>> begin Supplied entries

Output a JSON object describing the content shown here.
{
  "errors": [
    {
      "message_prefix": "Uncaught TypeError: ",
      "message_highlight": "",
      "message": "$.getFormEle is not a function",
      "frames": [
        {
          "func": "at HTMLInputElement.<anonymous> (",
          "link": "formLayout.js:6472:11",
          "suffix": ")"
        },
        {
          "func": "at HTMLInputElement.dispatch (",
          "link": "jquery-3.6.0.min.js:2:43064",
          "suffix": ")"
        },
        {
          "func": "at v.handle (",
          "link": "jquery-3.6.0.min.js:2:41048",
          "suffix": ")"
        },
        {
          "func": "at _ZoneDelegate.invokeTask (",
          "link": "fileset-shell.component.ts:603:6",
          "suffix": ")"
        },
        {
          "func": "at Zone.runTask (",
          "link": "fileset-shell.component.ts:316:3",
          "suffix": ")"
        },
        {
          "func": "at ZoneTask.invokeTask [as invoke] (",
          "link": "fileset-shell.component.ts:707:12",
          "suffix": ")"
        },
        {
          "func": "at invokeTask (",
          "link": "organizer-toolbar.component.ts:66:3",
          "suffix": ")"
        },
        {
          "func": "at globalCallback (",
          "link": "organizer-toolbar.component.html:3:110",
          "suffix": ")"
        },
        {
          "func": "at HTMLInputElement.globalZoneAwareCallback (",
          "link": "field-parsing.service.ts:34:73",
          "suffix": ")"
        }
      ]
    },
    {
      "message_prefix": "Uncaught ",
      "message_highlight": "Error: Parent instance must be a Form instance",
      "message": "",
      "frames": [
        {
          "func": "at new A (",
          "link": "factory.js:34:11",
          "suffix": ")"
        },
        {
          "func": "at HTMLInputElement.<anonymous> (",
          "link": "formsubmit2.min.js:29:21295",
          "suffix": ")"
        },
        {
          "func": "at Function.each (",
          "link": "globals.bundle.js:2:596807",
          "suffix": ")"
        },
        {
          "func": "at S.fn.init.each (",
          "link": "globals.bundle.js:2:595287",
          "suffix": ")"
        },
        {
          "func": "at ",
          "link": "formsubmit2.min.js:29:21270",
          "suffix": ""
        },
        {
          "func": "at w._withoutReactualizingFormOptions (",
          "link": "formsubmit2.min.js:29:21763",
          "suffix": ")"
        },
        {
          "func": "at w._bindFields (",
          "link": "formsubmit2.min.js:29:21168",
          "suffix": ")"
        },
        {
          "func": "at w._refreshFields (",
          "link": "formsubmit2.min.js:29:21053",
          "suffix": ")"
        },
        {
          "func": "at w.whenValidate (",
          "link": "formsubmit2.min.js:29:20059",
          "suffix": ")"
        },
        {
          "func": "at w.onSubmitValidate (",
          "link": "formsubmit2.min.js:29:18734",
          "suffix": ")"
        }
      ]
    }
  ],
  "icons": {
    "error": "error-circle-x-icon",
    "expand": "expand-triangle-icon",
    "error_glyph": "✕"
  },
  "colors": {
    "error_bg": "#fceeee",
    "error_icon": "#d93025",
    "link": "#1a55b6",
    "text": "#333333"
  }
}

>> end Supplied entries

# Work to complete:
Produce an exact copy of the whole listing.

# Solution for this exercise:
Output a JSON object describing the content shown here.
{
  "errors": [
    {
      "message_prefix": "Uncaught TypeError: ",
      "message_highlight": "",
      "message": "$.getFormEle is not a function",
      "frames": [
        {
          "func": "at HTMLInputElement.<anonymous> (",
          "link": "formLayout.js:6472:11",
          "suffix": ")"
        },
        {
          "func": "at HTMLInputElement.dispatch (",
          "link": "jquery-3.6.0.min.js:2:43064",
          "suffix": ")"
        },
        {
          "func": "at v.handle (",
          "link": "jquery-3.6.0.min.js:2:41048",
          "suffix": ")"
        },
        {
          "func": "at _ZoneDelegate.invokeTask (",
          "link": "fileset-shell.component.ts:603:6",
          "suffix": ")"
        },
        {
          "func": "at Zone.runTask (",
          "link": "fileset-shell.component.ts:316:3",
          "suffix": ")"
        },
        {
          "func": "at ZoneTask.invokeTask [as invoke] (",
          "link": "fileset-shell.component.ts:707:12",
          "suffix": ")"
        },
        {
          "func": "at invokeTask (",
          "link": "organizer-toolbar.component.ts:66:3",
          "suffix": ")"
        },
        {
          "func": "at globalCallback (",
          "link": "organizer-toolbar.component.html:3:110",
          "suffix": ")"
        },
        {
          "func": "at HTMLInputElement.globalZoneAwareCallback (",
          "link": "field-parsing.service.ts:34:73",
          "suffix": ")"
        }
      ]
    },
    {
      "message_prefix": "Uncaught ",
      "message_highlight": "Error: Parent instance must be a Form instance",
      "message": "",
      "frames": [
        {
          "func": "at new A (",
          "link": "factory.js:34:11",
          "suffix": ")"
        },
        {
          "func": "at HTMLInputElement.<anonymous> (",
          "link": "formsubmit2.min.js:29:21295",
          "suffix": ")"
        },
        {
          "func": "at Function.each (",
          "link": "globals.bundle.js:2:596807",
          "suffix": ")"
        },
        {
          "func": "at S.fn.init.each (",
          "link": "globals.bundle.js:2:595287",
          "suffix": ")"
        },
        {
          "func": "at ",
          "link": "formsubmit2.min.js:29:21270",
          "suffix": ""
        },
        {
          "func": "at w._withoutReactualizingFormOptions (",
          "link": "formsubmit2.min.js:29:21763",
          "suffix": ")"
        },
        {
          "func": "at w._bindFields (",
          "link": "formsubmit2.min.js:29:21168",
          "suffix": ")"
        },
        {
          "func": "at w._refreshFields (",
          "link": "formsubmit2.min.js:29:21053",
          "suffix": ")"
        },
        {
          "func": "at w.whenValidate (",
          "link": "formsubmit2.min.js:29:20059",
          "suffix": ")"
        },
        {
          "func": "at w.onSubmitValidate (",
          "link": "formsubmit2.min.js:29:18734",
          "suffix": ")"
        }
      ]
    }
  ],
  "icons": {
    "error": "error-circle-x-icon",
    "expand": "expand-triangle-icon",
    "error_glyph": "✕"
  },
  "colors": {
    "error_bg": "#fceeee",
    "error_icon": "#d93025",
    "link": "#1a55b6",
    "text": "#333333"
  }
}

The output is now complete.